_GOAL_: Only the lines from the line containing "Transcribe the text in this document." through the final line of the entries should be printed, exactly as given, with the pictures left out.
□ □ □ □
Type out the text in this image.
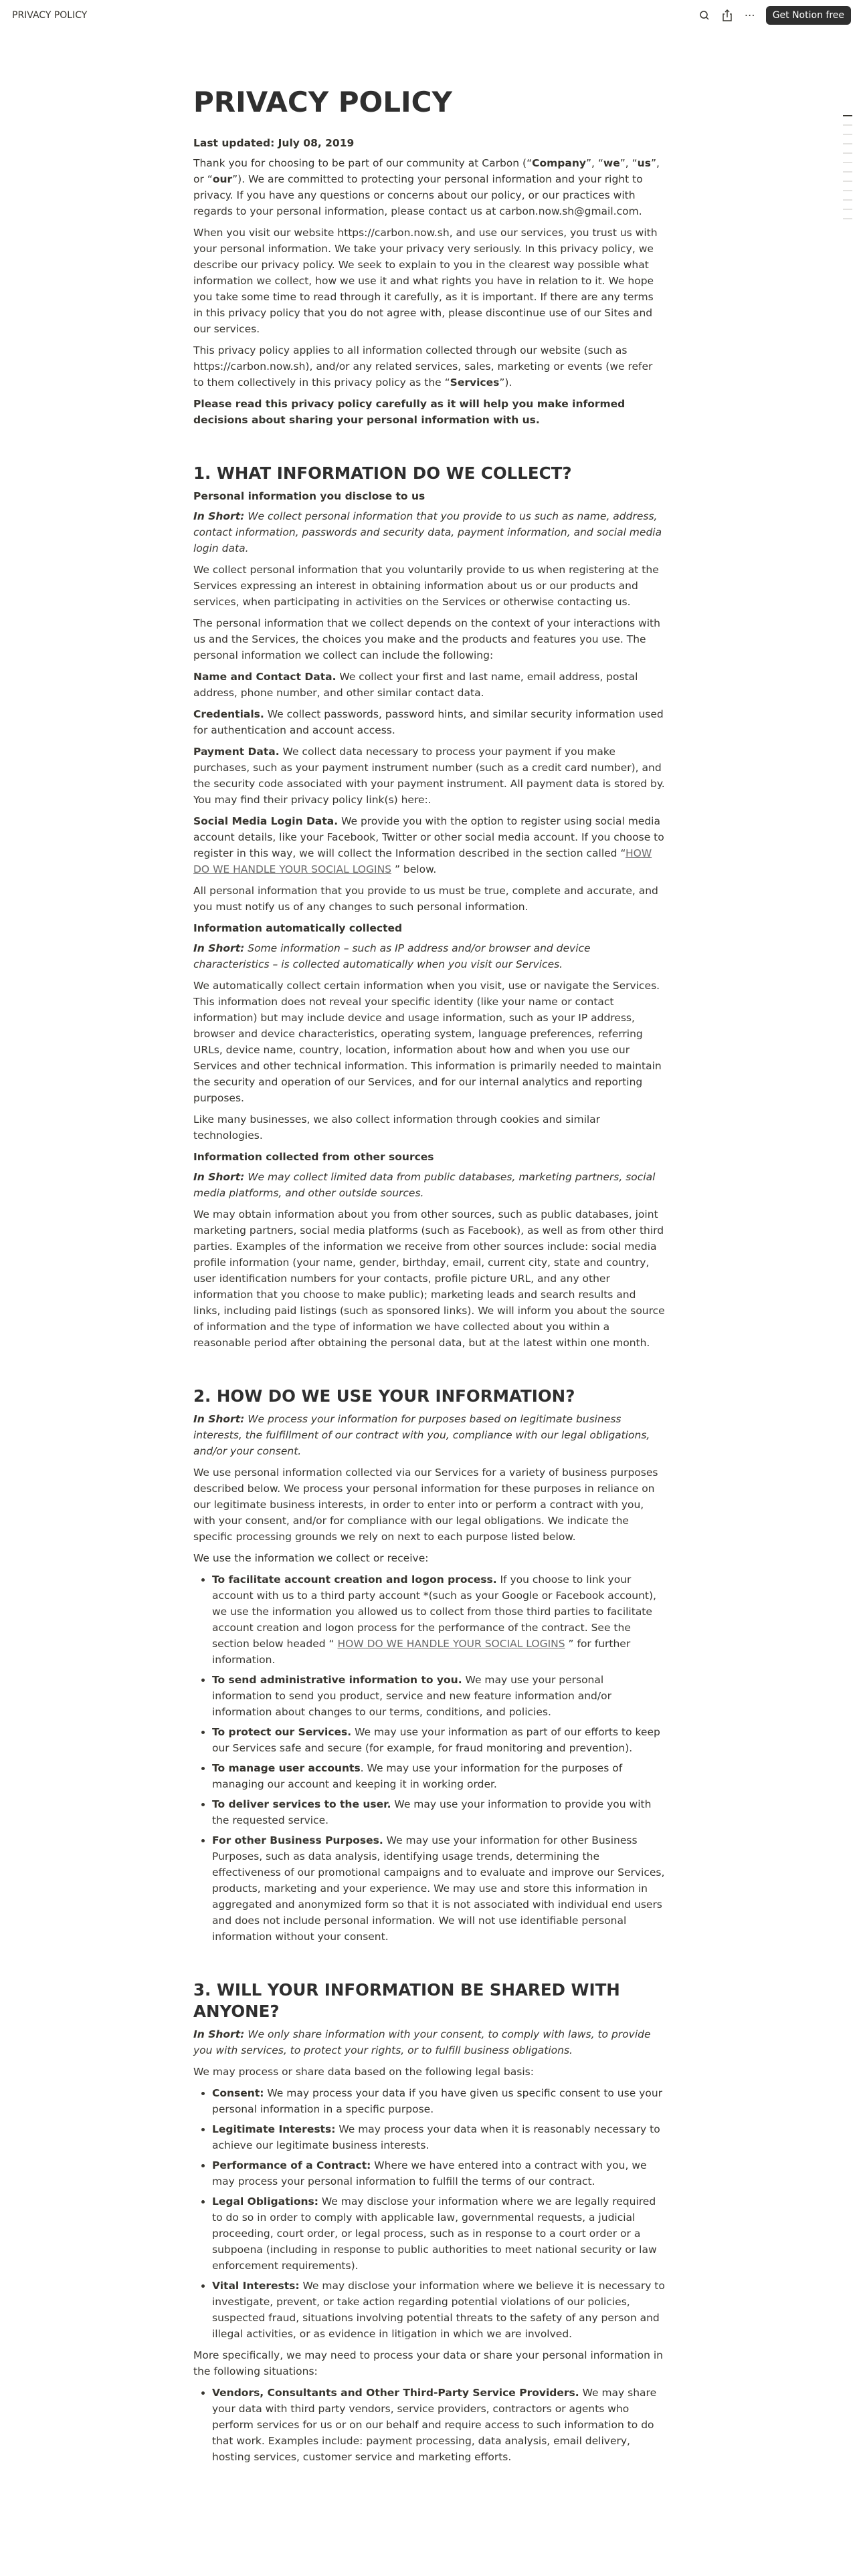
PRIVACY POLICY	⋯	Get Notion free
PRIVACY POLICY
Last updated: July 08, 2019

Thank you for choosing to be part of our community at Carbon (“Company”, “we”, “us”, or “our”). We are committed to protecting your personal information and your right to privacy. If you have any questions or concerns about our policy, or our practices with regards to your personal information, please contact us at carbon.now.sh@gmail.com.

When you visit our website https://carbon.now.sh, and use our services, you trust us with your personal information. We take your privacy very seriously. In this privacy policy, we describe our privacy policy. We seek to explain to you in the clearest way possible what information we collect, how we use it and what rights you have in relation to it. We hope you take some time to read through it carefully, as it is important. If there are any terms in this privacy policy that you do not agree with, please discontinue use of our Sites and our services.

This privacy policy applies to all information collected through our website (such as https://carbon.now.sh), and/or any related services, sales, marketing or events (we refer to them collectively in this privacy policy as the “Services”).

Please read this privacy policy carefully as it will help you make informed decisions about sharing your personal information with us.

1. WHAT INFORMATION DO WE COLLECT?
Personal information you disclose to us

In Short: We collect personal information that you provide to us such as name, address, contact information, passwords and security data, payment information, and social media login data.

We collect personal information that you voluntarily provide to us when registering at the Services expressing an interest in obtaining information about us or our products and services, when participating in activities on the Services or otherwise contacting us.

The personal information that we collect depends on the context of your interactions with us and the Services, the choices you make and the products and features you use. The personal information we collect can include the following:

Name and Contact Data. We collect your first and last name, email address, postal address, phone number, and other similar contact data.

Credentials. We collect passwords, password hints, and similar security information used for authentication and account access.

Payment Data. We collect data necessary to process your payment if you make purchases, such as your payment instrument number (such as a credit card number), and the security code associated with your payment instrument. All payment data is stored by. You may find their privacy policy link(s) here:.

Social Media Login Data. We provide you with the option to register using social media account details, like your Facebook, Twitter or other social media account. If you choose to register in this way, we will collect the Information described in the section called “HOW DO WE HANDLE YOUR SOCIAL LOGINS ” below.

All personal information that you provide to us must be true, complete and accurate, and you must notify us of any changes to such personal information.

Information automatically collected

In Short: Some information – such as IP address and/or browser and device characteristics – is collected automatically when you visit our Services.

We automatically collect certain information when you visit, use or navigate the Services. This information does not reveal your specific identity (like your name or contact information) but may include device and usage information, such as your IP address, browser and device characteristics, operating system, language preferences, referring URLs, device name, country, location, information about how and when you use our Services and other technical information. This information is primarily needed to maintain the security and operation of our Services, and for our internal analytics and reporting purposes.

Like many businesses, we also collect information through cookies and similar technologies.

Information collected from other sources

In Short: We may collect limited data from public databases, marketing partners, social media platforms, and other outside sources.

We may obtain information about you from other sources, such as public databases, joint marketing partners, social media platforms (such as Facebook), as well as from other third parties. Examples of the information we receive from other sources include: social media profile information (your name, gender, birthday, email, current city, state and country, user identification numbers for your contacts, profile picture URL, and any other information that you choose to make public); marketing leads and search results and links, including paid listings (such as sponsored links). We will inform you about the source of information and the type of information we have collected about you within a reasonable period after obtaining the personal data, but at the latest within one month.

2. HOW DO WE USE YOUR INFORMATION?

In Short: We process your information for purposes based on legitimate business interests, the fulfillment of our contract with you, compliance with our legal obligations, and/or your consent.

We use personal information collected via our Services for a variety of business purposes described below. We process your personal information for these purposes in reliance on our legitimate business interests, in order to enter into or perform a contract with you, with your consent, and/or for compliance with our legal obligations. We indicate the specific processing grounds we rely on next to each purpose listed below.

We use the information we collect or receive:

• To facilitate account creation and logon process. If you choose to link your account with us to a third party account *(such as your Google or Facebook account), we use the information you allowed us to collect from those third parties to facilitate account creation and logon process for the performance of the contract. See the section below headed “ HOW DO WE HANDLE YOUR SOCIAL LOGINS ” for further information.
• To send administrative information to you. We may use your personal information to send you product, service and new feature information and/or information about changes to our terms, conditions, and policies.
• To protect our Services. We may use your information as part of our efforts to keep our Services safe and secure (for example, for fraud monitoring and prevention).
• To manage user accounts. We may use your information for the purposes of managing our account and keeping it in working order.
• To deliver services to the user. We may use your information to provide you with the requested service.
• For other Business Purposes. We may use your information for other Business Purposes, such as data analysis, identifying usage trends, determining the effectiveness of our promotional campaigns and to evaluate and improve our Services, products, marketing and your experience. We may use and store this information in aggregated and anonymized form so that it is not associated with individual end users and does not include personal information. We will not use identifiable personal information without your consent.
3. WILL YOUR INFORMATION BE SHARED WITH ANYONE?

In Short: We only share information with your consent, to comply with laws, to provide you with services, to protect your rights, or to fulfill business obligations.

We may process or share data based on the following legal basis:

• Consent: We may process your data if you have given us specific consent to use your personal information in a specific purpose.
• Legitimate Interests: We may process your data when it is reasonably necessary to achieve our legitimate business interests.
• Performance of a Contract: Where we have entered into a contract with you, we may process your personal information to fulfill the terms of our contract.
• Legal Obligations: We may disclose your information where we are legally required to do so in order to comply with applicable law, governmental requests, a judicial proceeding, court order, or legal process, such as in response to a court order or a subpoena (including in response to public authorities to meet national security or law enforcement requirements).
• Vital Interests: We may disclose your information where we believe it is necessary to investigate, prevent, or take action regarding potential violations of our policies, suspected fraud, situations involving potential threats to the safety of any person and illegal activities, or as evidence in litigation in which we are involved.

More specifically, we may need to process your data or share your personal information in the following situations:

• Vendors, Consultants and Other Third-Party Service Providers. We may share your data with third party vendors, service providers, contractors or agents who perform services for us or on our behalf and require access to such information to do that work. Examples include: payment processing, data analysis, email delivery, hosting services, customer service and marketing efforts.
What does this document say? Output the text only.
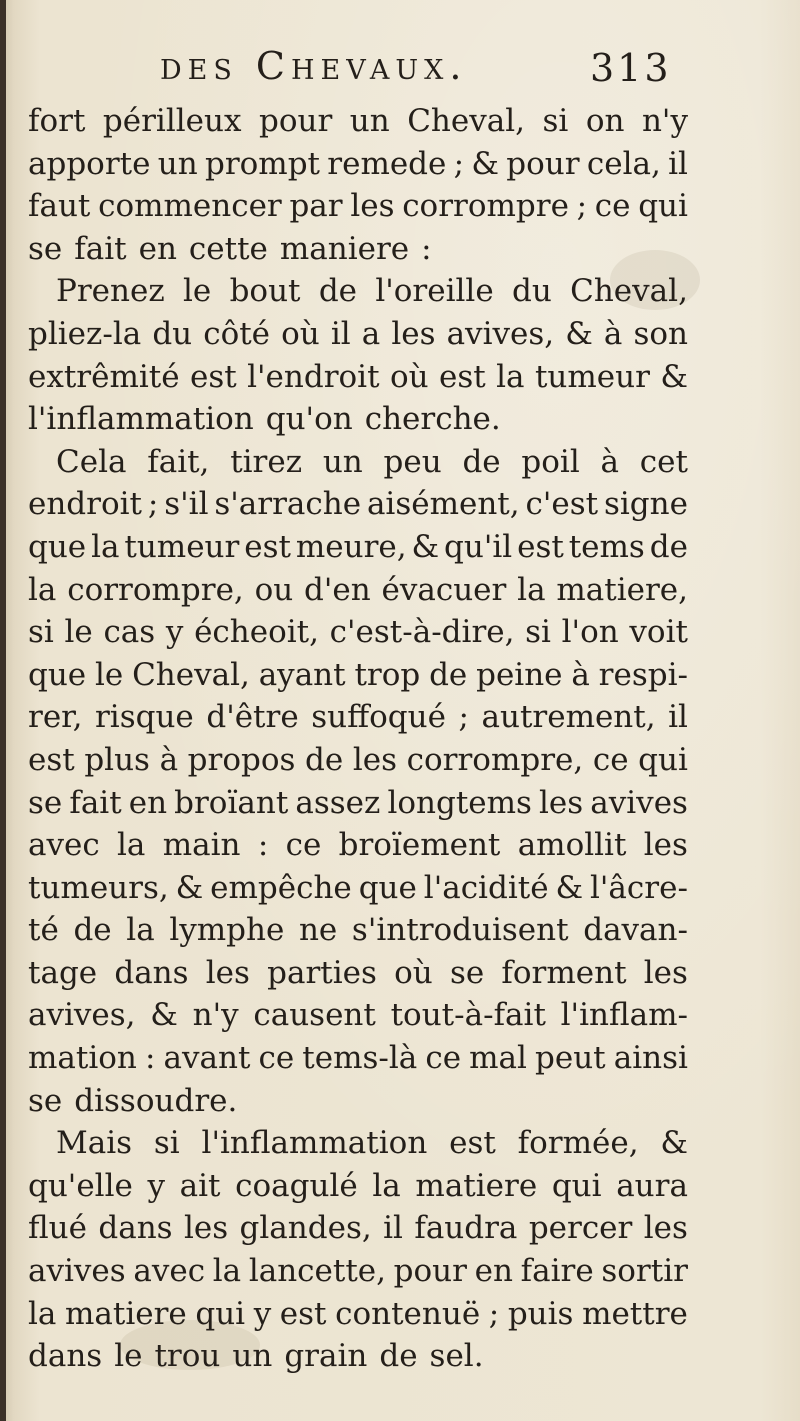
des Chevaux.	313
fort périlleux pour un Cheval, si on n'y
apporte un prompt remede ; & pour cela, il
faut commencer par les corrompre ; ce qui
se fait en cette maniere :
Prenez le bout de l'oreille du Cheval,
pliez-la du côté où il a les avives, & à son
extrêmité est l'endroit où est la tumeur &
l'inflammation qu'on cherche.
Cela fait, tirez un peu de poil à cet
endroit ; s'il s'arrache aisément, c'est signe
que la tumeur est meure, & qu'il est tems de
la corrompre, ou d'en évacuer la matiere,
si le cas y écheoit, c'est-à-dire, si l'on voit
que le Cheval, ayant trop de peine à respi-
rer, risque d'être suffoqué ; autrement, il
est plus à propos de les corrompre, ce qui
se fait en broïant assez longtems les avives
avec la main : ce broïement amollit les
tumeurs, & empêche que l'acidité & l'âcre-
té de la lymphe ne s'introduisent davan-
tage dans les parties où se forment les
avives, & n'y causent tout-à-fait l'inflam-
mation : avant ce tems-là ce mal peut ainsi
se dissoudre.
Mais si l'inflammation est formée, &
qu'elle y ait coagulé la matiere qui aura
flué dans les glandes, il faudra percer les
avives avec la lancette, pour en faire sortir
la matiere qui y est contenuë ; puis mettre
dans le trou un grain de sel.
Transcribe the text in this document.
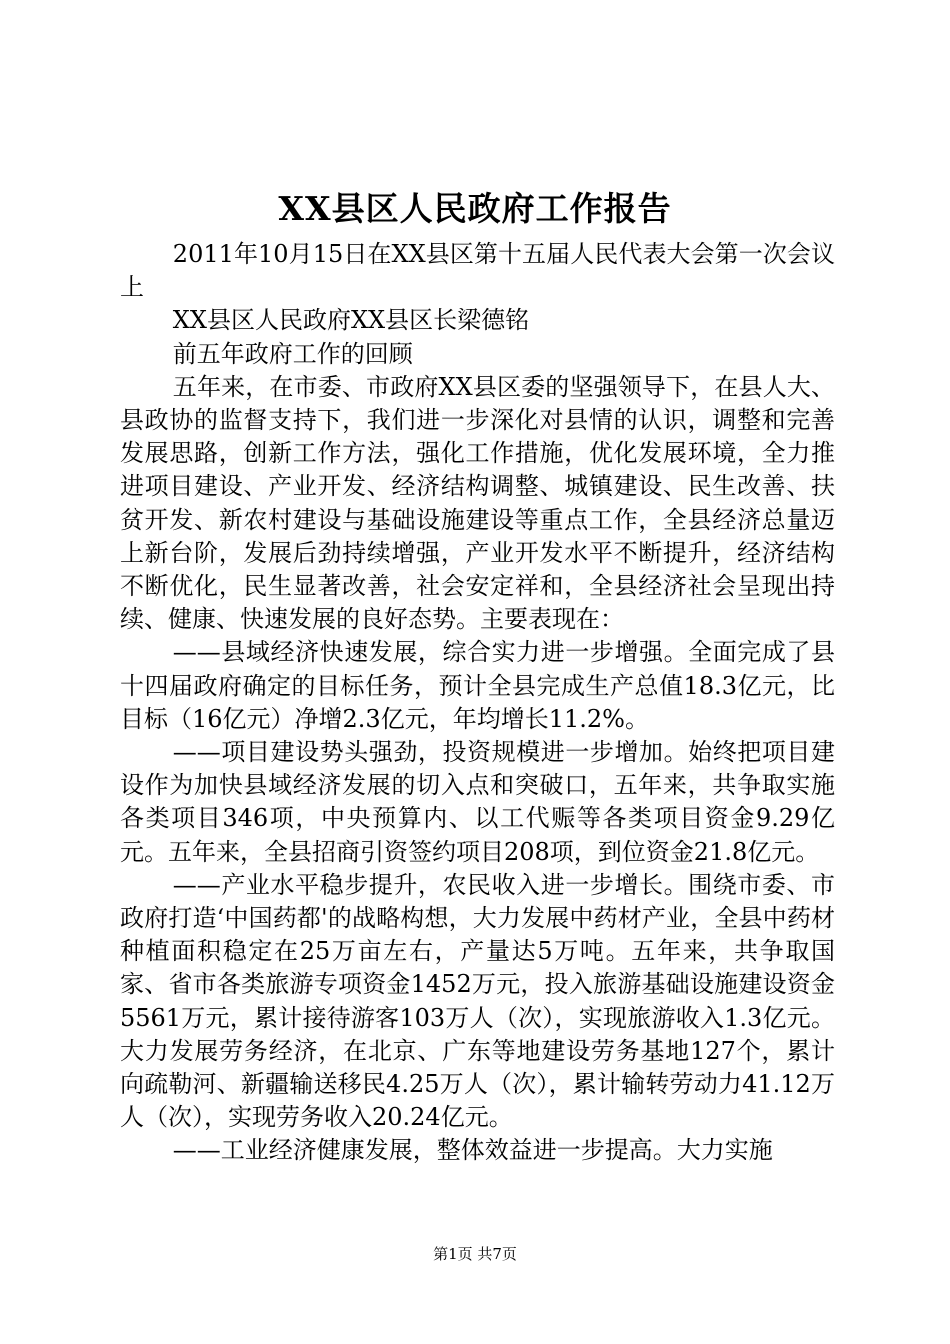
XX县区人民政府工作报告

2011年10月15日在XX县区第十五届人民代表大会第一次会议上

XX县区人民政府XX县区长梁德铭

前五年政府工作的回顾

五年来，在市委、市政府XX县区委的坚强领导下，在县人大、县政协的监督支持下，我们进一步深化对县情的认识，调整和完善发展思路，创新工作方法，强化工作措施，优化发展环境，全力推进项目建设、产业开发、经济结构调整、城镇建设、民生改善、扶贫开发、新农村建设与基础设施建设等重点工作，全县经济总量迈上新台阶，发展后劲持续增强，产业开发水平不断提升，经济结构不断优化，民生显著改善，社会安定祥和，全县经济社会呈现出持续、健康、快速发展的良好态势。主要表现在：

——县域经济快速发展，综合实力进一步增强。全面完成了县十四届政府确定的目标任务，预计全县完成生产总值18.3亿元，比目标（16亿元）净增2.3亿元，年均增长11.2%。

——项目建设势头强劲，投资规模进一步增加。始终把项目建设作为加快县域经济发展的切入点和突破口，五年来，共争取实施各类项目346项，中央预算内、以工代赈等各类项目资金9.29亿元。五年来，全县招商引资签约项目208项，到位资金21.8亿元。

——产业水平稳步提升，农民收入进一步增长。围绕市委、市政府打造‘中国药都'的战略构想，大力发展中药材产业，全县中药材种植面积稳定在25万亩左右，产量达5万吨。五年来，共争取国家、省市各类旅游专项资金1452万元，投入旅游基础设施建设资金5561万元，累计接待游客103万人（次），实现旅游收入1.3亿元。大力发展劳务经济，在北京、广东等地建设劳务基地127个，累计向疏勒河、新疆输送移民4.25万人（次），累计输转劳动力41.12万人（次），实现劳务收入20.24亿元。

——工业经济健康发展，整体效益进一步提高。大力实施

第1页 共7页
□ □ □ □
_WRITTEN ANSWER_:
Transcribe the text in this document.
XX县区人民政府工作报告

2011年10月15日在XX县区第十五届人民代表大会第一次会议上

XX县区人民政府XX县区长梁德铭

前五年政府工作的回顾

五年来，在市委、市政府XX县区委的坚强领导下，在县人大、县政协的监督支持下，我们进一步深化对县情的认识，调整和完善发展思路，创新工作方法，强化工作措施，优化发展环境，全力推进项目建设、产业开发、经济结构调整、城镇建设、民生改善、扶贫开发、新农村建设与基础设施建设等重点工作，全县经济总量迈上新台阶，发展后劲持续增强，产业开发水平不断提升，经济结构不断优化，民生显著改善，社会安定祥和，全县经济社会呈现出持续、健康、快速发展的良好态势。主要表现在：

——县域经济快速发展，综合实力进一步增强。全面完成了县十四届政府确定的目标任务，预计全县完成生产总值18.3亿元，比目标（16亿元）净增2.3亿元，年均增长11.2%。

——项目建设势头强劲，投资规模进一步增加。始终把项目建设作为加快县域经济发展的切入点和突破口，五年来，共争取实施各类项目346项，中央预算内、以工代赈等各类项目资金9.29亿元。五年来，全县招商引资签约项目208项，到位资金21.8亿元。

——产业水平稳步提升，农民收入进一步增长。围绕市委、市政府打造‘中国药都'的战略构想，大力发展中药材产业，全县中药材种植面积稳定在25万亩左右，产量达5万吨。五年来，共争取国家、省市各类旅游专项资金1452万元，投入旅游基础设施建设资金5561万元，累计接待游客103万人（次），实现旅游收入1.3亿元。大力发展劳务经济，在北京、广东等地建设劳务基地127个，累计向疏勒河、新疆输送移民4.25万人（次），累计输转劳动力41.12万人（次），实现劳务收入20.24亿元。

——工业经济健康发展，整体效益进一步提高。大力实施

第1页 共7页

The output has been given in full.